■ Task details ■
Report how many lines hold the word "Vanilla"; answer with the number alone.

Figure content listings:
▬▬▬

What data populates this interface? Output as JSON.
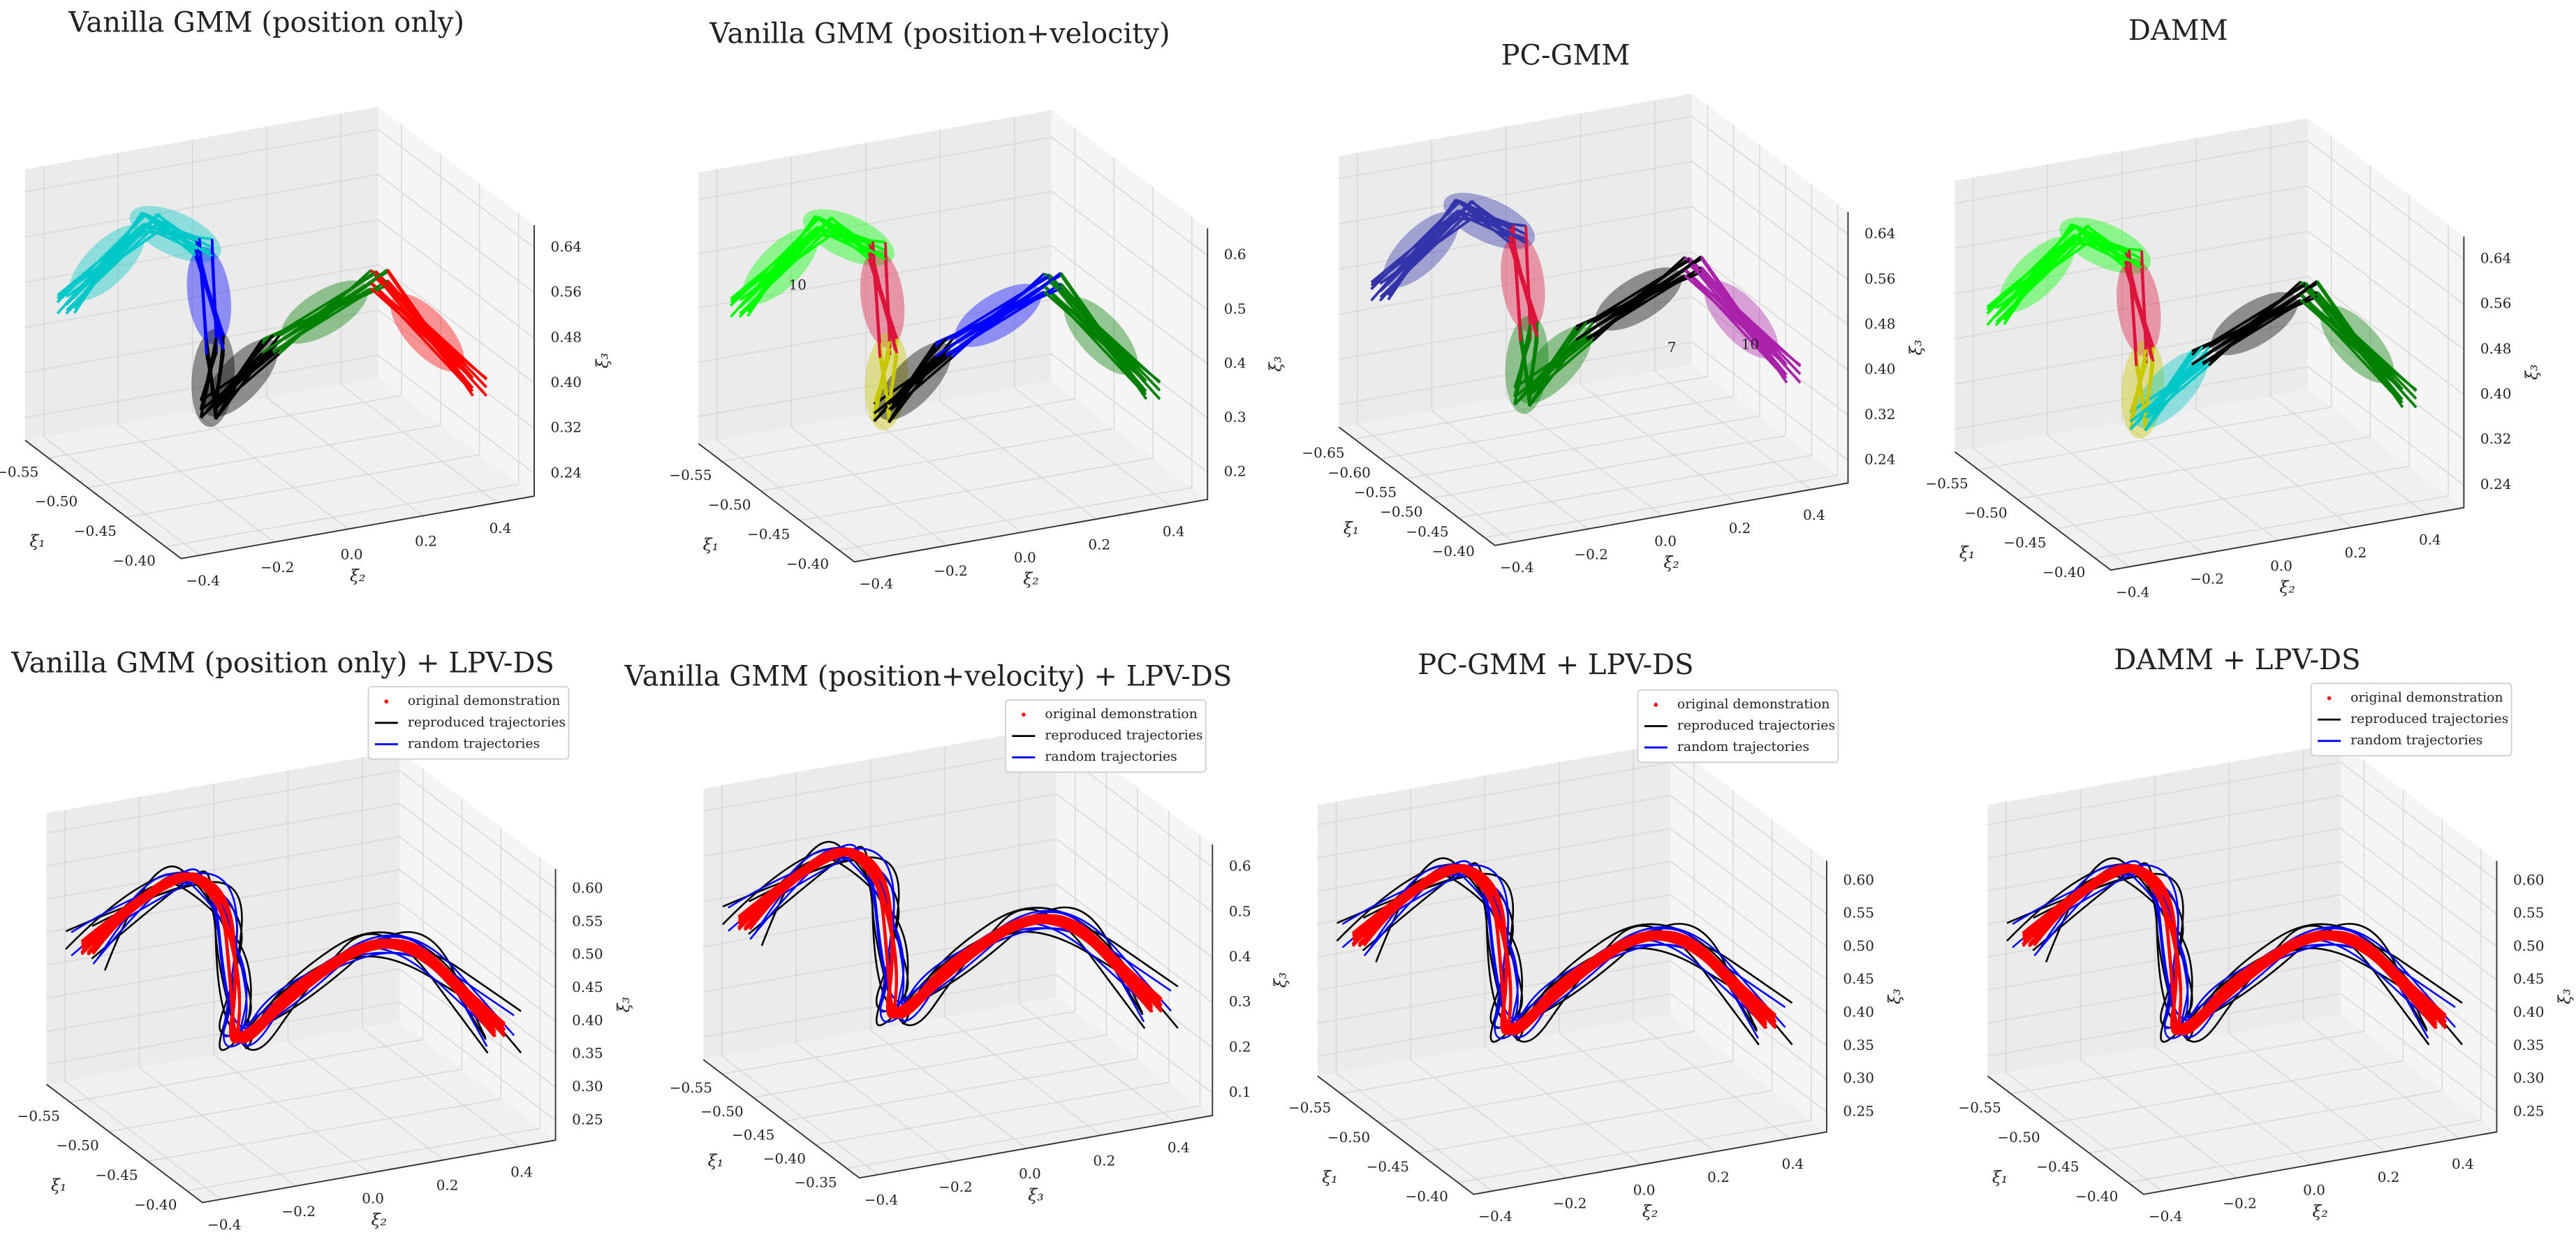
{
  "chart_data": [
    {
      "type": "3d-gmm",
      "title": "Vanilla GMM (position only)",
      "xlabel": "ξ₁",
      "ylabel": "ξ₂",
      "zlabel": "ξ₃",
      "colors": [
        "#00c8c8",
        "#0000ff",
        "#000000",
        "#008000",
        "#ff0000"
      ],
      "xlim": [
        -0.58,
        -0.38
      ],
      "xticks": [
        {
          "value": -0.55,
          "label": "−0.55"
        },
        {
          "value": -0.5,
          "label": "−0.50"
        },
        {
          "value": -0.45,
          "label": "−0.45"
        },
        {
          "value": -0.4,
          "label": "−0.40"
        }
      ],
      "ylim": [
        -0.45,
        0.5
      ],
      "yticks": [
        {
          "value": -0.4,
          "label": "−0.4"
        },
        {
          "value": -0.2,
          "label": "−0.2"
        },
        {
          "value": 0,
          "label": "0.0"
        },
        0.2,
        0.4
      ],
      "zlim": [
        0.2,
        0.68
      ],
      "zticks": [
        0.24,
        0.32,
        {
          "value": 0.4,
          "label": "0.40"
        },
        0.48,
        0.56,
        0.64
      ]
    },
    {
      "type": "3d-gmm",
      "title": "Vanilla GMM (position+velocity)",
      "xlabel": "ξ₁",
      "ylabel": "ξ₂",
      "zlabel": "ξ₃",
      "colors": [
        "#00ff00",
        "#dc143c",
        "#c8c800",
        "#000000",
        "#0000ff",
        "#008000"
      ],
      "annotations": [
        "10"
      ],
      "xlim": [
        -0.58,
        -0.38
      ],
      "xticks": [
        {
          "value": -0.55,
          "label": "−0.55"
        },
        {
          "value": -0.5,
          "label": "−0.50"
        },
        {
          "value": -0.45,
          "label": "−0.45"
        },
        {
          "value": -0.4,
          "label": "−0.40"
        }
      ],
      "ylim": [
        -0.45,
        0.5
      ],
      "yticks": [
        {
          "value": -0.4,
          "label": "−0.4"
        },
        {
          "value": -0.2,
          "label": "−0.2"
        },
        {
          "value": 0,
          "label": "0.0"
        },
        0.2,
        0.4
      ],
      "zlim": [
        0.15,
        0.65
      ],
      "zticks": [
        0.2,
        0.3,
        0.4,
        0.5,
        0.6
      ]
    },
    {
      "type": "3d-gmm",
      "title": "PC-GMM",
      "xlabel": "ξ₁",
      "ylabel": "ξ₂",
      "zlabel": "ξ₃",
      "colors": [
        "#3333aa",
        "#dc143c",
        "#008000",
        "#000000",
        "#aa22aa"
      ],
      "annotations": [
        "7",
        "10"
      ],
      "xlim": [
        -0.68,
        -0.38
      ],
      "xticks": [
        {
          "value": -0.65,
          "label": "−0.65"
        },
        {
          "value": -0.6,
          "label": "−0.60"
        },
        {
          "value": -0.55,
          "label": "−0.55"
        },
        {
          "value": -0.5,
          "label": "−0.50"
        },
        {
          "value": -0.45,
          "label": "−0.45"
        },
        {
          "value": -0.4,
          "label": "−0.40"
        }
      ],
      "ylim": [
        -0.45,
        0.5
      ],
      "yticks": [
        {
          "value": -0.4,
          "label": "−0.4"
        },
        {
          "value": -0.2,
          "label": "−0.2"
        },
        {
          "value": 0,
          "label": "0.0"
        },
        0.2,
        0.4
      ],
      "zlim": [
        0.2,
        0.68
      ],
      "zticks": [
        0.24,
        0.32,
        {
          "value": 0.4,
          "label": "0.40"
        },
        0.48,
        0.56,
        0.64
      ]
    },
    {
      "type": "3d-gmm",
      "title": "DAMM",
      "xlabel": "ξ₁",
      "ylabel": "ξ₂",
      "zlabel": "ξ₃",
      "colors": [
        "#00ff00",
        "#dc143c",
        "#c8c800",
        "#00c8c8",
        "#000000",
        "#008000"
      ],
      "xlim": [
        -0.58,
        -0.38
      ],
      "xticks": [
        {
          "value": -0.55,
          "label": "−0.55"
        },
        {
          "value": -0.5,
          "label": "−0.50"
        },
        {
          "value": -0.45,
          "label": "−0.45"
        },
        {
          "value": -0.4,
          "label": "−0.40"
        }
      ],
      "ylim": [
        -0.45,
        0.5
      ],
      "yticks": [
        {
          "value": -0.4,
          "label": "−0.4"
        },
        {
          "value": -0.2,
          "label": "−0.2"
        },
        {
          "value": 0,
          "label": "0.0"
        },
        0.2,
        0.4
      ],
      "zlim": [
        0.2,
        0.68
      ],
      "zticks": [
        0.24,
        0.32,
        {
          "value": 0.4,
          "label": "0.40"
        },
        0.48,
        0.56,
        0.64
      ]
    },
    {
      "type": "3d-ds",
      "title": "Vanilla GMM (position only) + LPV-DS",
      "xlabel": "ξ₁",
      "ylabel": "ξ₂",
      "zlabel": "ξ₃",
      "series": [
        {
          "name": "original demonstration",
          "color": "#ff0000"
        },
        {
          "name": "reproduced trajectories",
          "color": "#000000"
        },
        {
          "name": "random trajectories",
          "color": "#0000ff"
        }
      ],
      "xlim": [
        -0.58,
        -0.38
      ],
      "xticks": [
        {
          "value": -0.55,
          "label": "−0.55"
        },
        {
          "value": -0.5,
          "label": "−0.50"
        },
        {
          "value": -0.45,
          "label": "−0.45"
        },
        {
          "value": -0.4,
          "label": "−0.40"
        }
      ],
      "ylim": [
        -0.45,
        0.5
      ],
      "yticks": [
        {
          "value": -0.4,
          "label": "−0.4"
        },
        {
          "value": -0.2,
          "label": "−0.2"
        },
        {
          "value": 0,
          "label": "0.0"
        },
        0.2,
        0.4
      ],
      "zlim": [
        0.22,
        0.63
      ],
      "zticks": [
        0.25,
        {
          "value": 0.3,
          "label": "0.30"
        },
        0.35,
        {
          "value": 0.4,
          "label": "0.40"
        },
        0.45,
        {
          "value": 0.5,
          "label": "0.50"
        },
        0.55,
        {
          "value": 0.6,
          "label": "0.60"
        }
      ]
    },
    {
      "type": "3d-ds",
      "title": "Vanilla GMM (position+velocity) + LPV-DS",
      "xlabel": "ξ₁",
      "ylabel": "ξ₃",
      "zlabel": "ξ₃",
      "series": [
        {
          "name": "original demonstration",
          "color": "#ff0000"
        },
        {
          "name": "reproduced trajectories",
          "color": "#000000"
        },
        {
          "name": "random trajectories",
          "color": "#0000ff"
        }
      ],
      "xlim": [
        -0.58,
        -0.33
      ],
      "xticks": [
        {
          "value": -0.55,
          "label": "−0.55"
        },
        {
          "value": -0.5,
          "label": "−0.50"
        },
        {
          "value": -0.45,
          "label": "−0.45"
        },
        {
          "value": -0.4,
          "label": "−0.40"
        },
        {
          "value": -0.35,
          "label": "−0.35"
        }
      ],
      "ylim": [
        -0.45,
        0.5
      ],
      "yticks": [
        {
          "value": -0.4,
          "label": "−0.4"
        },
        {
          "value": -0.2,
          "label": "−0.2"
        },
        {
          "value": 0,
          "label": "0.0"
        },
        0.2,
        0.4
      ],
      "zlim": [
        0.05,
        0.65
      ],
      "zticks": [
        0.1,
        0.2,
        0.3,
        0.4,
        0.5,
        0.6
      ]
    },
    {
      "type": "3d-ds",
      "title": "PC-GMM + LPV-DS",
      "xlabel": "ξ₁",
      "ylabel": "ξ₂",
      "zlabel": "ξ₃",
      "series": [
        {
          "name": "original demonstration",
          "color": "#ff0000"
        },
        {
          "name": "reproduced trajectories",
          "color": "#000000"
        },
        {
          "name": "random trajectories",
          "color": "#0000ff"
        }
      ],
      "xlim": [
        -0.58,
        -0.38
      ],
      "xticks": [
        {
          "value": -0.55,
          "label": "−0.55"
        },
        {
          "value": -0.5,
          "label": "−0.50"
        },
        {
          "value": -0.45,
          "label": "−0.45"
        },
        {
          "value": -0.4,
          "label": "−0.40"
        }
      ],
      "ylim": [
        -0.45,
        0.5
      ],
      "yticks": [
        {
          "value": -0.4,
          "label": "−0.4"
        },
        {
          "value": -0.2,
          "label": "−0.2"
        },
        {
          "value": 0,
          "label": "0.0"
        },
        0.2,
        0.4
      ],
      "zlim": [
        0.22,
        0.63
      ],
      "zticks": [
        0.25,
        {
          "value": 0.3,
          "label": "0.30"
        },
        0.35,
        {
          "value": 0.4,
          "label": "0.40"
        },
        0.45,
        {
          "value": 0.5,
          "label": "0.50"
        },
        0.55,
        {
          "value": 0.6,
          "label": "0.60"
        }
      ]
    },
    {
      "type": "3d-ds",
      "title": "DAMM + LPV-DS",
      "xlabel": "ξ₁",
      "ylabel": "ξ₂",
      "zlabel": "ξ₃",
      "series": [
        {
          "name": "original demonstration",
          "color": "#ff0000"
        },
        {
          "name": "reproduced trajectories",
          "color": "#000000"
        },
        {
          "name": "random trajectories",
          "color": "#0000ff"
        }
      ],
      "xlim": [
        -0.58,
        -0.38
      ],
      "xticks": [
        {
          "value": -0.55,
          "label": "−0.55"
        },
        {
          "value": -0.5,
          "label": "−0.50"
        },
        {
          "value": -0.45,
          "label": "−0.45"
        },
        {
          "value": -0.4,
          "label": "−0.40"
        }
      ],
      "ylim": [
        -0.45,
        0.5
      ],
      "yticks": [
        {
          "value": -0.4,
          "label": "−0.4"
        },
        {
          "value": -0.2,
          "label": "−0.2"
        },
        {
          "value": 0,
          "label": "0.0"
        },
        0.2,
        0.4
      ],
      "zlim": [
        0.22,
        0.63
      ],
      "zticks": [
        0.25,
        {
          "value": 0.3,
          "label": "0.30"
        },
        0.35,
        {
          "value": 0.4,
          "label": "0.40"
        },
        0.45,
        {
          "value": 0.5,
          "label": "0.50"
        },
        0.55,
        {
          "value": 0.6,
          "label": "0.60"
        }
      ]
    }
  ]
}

▬▬▬

■ Exercise response ■
4